▸ Work to be completed
All the data should come back exactly as it was given.

▸ Exercise materials
----

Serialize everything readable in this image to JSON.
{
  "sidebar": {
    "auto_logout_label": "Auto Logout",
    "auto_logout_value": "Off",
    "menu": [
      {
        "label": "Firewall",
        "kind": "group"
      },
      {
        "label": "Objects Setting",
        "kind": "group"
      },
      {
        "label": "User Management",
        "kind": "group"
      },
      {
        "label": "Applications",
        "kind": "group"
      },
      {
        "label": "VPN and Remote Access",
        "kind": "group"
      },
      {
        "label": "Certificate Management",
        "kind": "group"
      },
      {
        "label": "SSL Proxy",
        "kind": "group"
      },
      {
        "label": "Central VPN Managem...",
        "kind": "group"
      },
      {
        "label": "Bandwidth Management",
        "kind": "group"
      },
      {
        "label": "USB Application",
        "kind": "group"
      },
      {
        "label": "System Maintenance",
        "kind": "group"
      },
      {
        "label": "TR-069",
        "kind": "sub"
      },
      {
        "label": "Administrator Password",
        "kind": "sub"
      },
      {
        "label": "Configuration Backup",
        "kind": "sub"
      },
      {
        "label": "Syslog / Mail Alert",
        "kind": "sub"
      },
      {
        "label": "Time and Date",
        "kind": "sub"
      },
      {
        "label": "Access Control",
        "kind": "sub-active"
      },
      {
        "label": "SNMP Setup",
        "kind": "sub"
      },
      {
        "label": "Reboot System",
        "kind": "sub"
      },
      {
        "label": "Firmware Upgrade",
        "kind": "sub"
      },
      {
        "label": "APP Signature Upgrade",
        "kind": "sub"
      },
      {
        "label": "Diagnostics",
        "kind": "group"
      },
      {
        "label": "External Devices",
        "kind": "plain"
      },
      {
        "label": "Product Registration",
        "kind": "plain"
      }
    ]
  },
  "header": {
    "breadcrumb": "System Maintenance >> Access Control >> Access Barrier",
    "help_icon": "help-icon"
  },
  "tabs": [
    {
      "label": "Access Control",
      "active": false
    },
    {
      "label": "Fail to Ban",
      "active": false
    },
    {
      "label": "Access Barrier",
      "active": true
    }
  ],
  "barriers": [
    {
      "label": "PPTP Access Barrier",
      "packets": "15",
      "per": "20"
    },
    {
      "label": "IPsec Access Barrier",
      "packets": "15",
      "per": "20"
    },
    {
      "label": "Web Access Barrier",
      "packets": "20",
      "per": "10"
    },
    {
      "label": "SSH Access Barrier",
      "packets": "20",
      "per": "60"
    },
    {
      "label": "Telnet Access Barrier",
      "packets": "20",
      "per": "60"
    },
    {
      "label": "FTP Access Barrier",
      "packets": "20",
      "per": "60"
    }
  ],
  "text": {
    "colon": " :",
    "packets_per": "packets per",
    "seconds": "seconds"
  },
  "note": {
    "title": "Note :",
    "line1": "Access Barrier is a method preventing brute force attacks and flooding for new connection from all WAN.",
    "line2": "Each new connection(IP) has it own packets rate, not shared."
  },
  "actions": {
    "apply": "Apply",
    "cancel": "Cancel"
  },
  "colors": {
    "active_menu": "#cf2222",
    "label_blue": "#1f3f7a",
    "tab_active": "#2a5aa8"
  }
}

----

▸ Complete response
Serialize everything readable in this image to JSON.
{
  "sidebar": {
    "auto_logout_label": "Auto Logout",
    "auto_logout_value": "Off",
    "menu": [
      {
        "label": "Firewall",
        "kind": "group"
      },
      {
        "label": "Objects Setting",
        "kind": "group"
      },
      {
        "label": "User Management",
        "kind": "group"
      },
      {
        "label": "Applications",
        "kind": "group"
      },
      {
        "label": "VPN and Remote Access",
        "kind": "group"
      },
      {
        "label": "Certificate Management",
        "kind": "group"
      },
      {
        "label": "SSL Proxy",
        "kind": "group"
      },
      {
        "label": "Central VPN Managem...",
        "kind": "group"
      },
      {
        "label": "Bandwidth Management",
        "kind": "group"
      },
      {
        "label": "USB Application",
        "kind": "group"
      },
      {
        "label": "System Maintenance",
        "kind": "group"
      },
      {
        "label": "TR-069",
        "kind": "sub"
      },
      {
        "label": "Administrator Password",
        "kind": "sub"
      },
      {
        "label": "Configuration Backup",
        "kind": "sub"
      },
      {
        "label": "Syslog / Mail Alert",
        "kind": "sub"
      },
      {
        "label": "Time and Date",
        "kind": "sub"
      },
      {
        "label": "Access Control",
        "kind": "sub-active"
      },
      {
        "label": "SNMP Setup",
        "kind": "sub"
      },
      {
        "label": "Reboot System",
        "kind": "sub"
      },
      {
        "label": "Firmware Upgrade",
        "kind": "sub"
      },
      {
        "label": "APP Signature Upgrade",
        "kind": "sub"
      },
      {
        "label": "Diagnostics",
        "kind": "group"
      },
      {
        "label": "External Devices",
        "kind": "plain"
      },
      {
        "label": "Product Registration",
        "kind": "plain"
      }
    ]
  },
  "header": {
    "breadcrumb": "System Maintenance >> Access Control >> Access Barrier",
    "help_icon": "help-icon"
  },
  "tabs": [
    {
      "label": "Access Control",
      "active": false
    },
    {
      "label": "Fail to Ban",
      "active": false
    },
    {
      "label": "Access Barrier",
      "active": true
    }
  ],
  "barriers": [
    {
      "label": "PPTP Access Barrier",
      "packets": "15",
      "per": "20"
    },
    {
      "label": "IPsec Access Barrier",
      "packets": "15",
      "per": "20"
    },
    {
      "label": "Web Access Barrier",
      "packets": "20",
      "per": "10"
    },
    {
      "label": "SSH Access Barrier",
      "packets": "20",
      "per": "60"
    },
    {
      "label": "Telnet Access Barrier",
      "packets": "20",
      "per": "60"
    },
    {
      "label": "FTP Access Barrier",
      "packets": "20",
      "per": "60"
    }
  ],
  "text": {
    "colon": " :",
    "packets_per": "packets per",
    "seconds": "seconds"
  },
  "note": {
    "title": "Note :",
    "line1": "Access Barrier is a method preventing brute force attacks and flooding for new connection from all WAN.",
    "line2": "Each new connection(IP) has it own packets rate, not shared."
  },
  "actions": {
    "apply": "Apply",
    "cancel": "Cancel"
  },
  "colors": {
    "active_menu": "#cf2222",
    "label_blue": "#1f3f7a",
    "tab_active": "#2a5aa8"
  }
}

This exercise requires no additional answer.